GOAL: Copy out each line of the data holding "actions".

MATERIAL SUPPLIED:
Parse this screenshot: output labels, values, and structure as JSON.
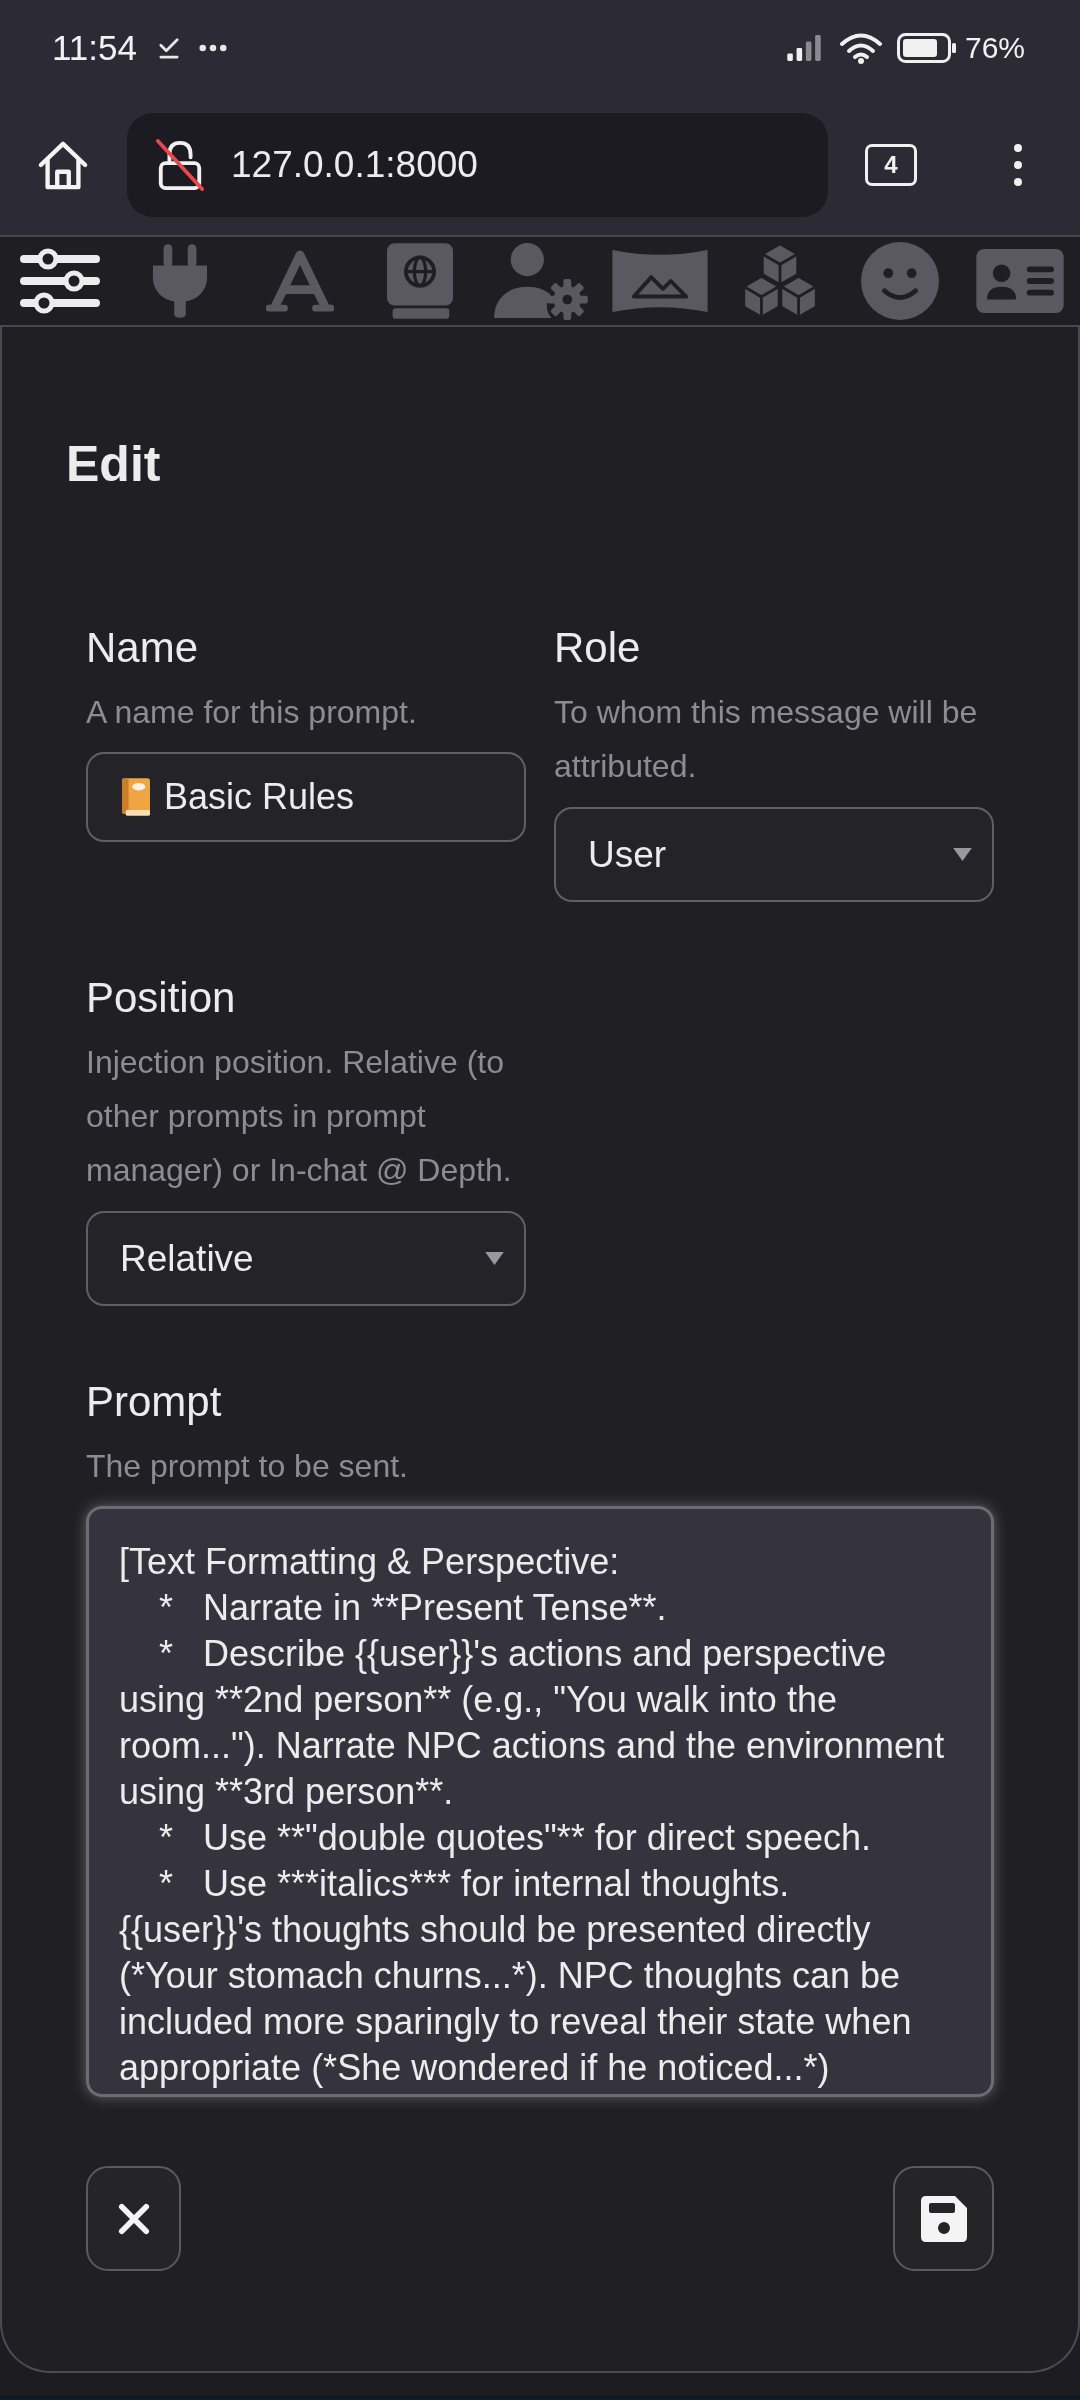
{
  "status_bar": {
    "time": "11:54",
    "battery": "76%"
  },
  "browser": {
    "url": "127.0.0.1:8000",
    "tab_count": "4"
  },
  "toolbar": {
    "items": [
      {
        "kind": "sliders",
        "selected": true
      },
      {
        "kind": "plug",
        "selected": false
      },
      {
        "kind": "font",
        "selected": false
      },
      {
        "kind": "book",
        "selected": false
      },
      {
        "kind": "user_settings",
        "selected": false
      },
      {
        "kind": "image",
        "selected": false
      },
      {
        "kind": "cubes",
        "selected": false
      },
      {
        "kind": "smiley",
        "selected": false
      },
      {
        "kind": "id_card",
        "selected": false
      }
    ]
  },
  "dialog": {
    "title": "Edit",
    "fields": [
      {
        "kind": "text",
        "label": "Name",
        "description": "A name for this prompt.",
        "value": "Basic Rules"
      },
      {
        "kind": "select",
        "label": "Role",
        "description": "To whom this message will be attributed.",
        "value": "User"
      },
      {
        "kind": "select",
        "label": "Position",
        "description": "Injection position. Relative (to other prompts in prompt manager) or In-chat @ Depth.",
        "value": "Relative"
      },
      {
        "kind": "textarea",
        "label": "Prompt",
        "description": "The prompt to be sent.",
        "value": "[Text Formatting & Perspective:\n    *   Narrate in **Present Tense**.\n    *   Describe {{user}}'s actions and perspective\nusing **2nd person** (e.g., \"You walk into the\nroom...\"). Narrate NPC actions and the environment\nusing **3rd person**.\n    *   Use **\"double quotes\"** for direct speech.\n    *   Use ***italics*** for internal thoughts.\n{{user}}'s thoughts should be presented directly\n(*Your stomach churns...*). NPC thoughts can be\nincluded more sparingly to reveal their state when\nappropriate (*She wondered if he noticed...*)"
      }
    ],
    "actions": [
      {
        "kind": "close"
      },
      {
        "kind": "save"
      }
    ]
  }
}
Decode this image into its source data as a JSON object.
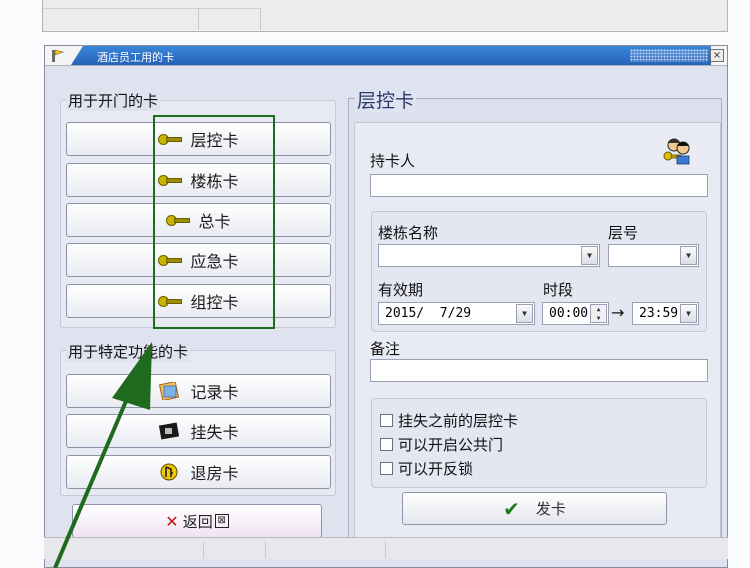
{
  "dialog": {
    "title": "酒店员工用的卡",
    "close_label": "×"
  },
  "open_door_group": {
    "title": "用于开门的卡",
    "buttons": [
      {
        "label": "层控卡",
        "icon": "key-icon"
      },
      {
        "label": "楼栋卡",
        "icon": "key-icon"
      },
      {
        "label": "总卡",
        "icon": "key-icon"
      },
      {
        "label": "应急卡",
        "icon": "key-icon"
      },
      {
        "label": "组控卡",
        "icon": "key-icon"
      }
    ]
  },
  "special_group": {
    "title": "用于特定功能的卡",
    "buttons": [
      {
        "label": "记录卡",
        "icon": "record-card-icon"
      },
      {
        "label": "挂失卡",
        "icon": "chip-card-icon"
      },
      {
        "label": "退房卡",
        "icon": "checkout-icon"
      }
    ]
  },
  "return_button": {
    "label": "返回",
    "icon": "x-icon"
  },
  "form": {
    "title": "层控卡",
    "holder_label": "持卡人",
    "holder_value": "",
    "building_label": "楼栋名称",
    "building_value": "",
    "floor_label": "层号",
    "floor_value": "",
    "validity_label": "有效期",
    "validity_value": "2015/  7/29",
    "timespan_label": "时段",
    "time_start": "00:00",
    "arrow": "→",
    "time_end": "23:59",
    "notes_label": "备注",
    "notes_value": "",
    "options": [
      {
        "label": "挂失之前的层控卡",
        "checked": false
      },
      {
        "label": "可以开启公共门",
        "checked": false
      },
      {
        "label": "可以开反锁",
        "checked": false
      }
    ],
    "issue_button": "发卡"
  },
  "colors": {
    "title_bar": "#2563b8",
    "dialog_bg": "#dfe2ef",
    "annotation": "#1e6a1e"
  }
}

TASK RESPONSE:
        "value": "[Text Formatting & Perspective:\n    *   Narrate in **Present Tense**.\n    *   Describe {{user}}'s actions and perspective\nusing **2nd person** (e.g., \"You walk into the\nroom...\"). Narrate NPC actions and the environment\nusing **3rd person**.\n    *   Use **\"double quotes\"** for direct speech.\n    *   Use ***italics*** for internal thoughts.\n{{user}}'s thoughts should be presented directly\n(*Your stomach churns...*). NPC thoughts can be\nincluded more sparingly to reveal their state when\nappropriate (*She wondered if he noticed...*)"
    "actions": [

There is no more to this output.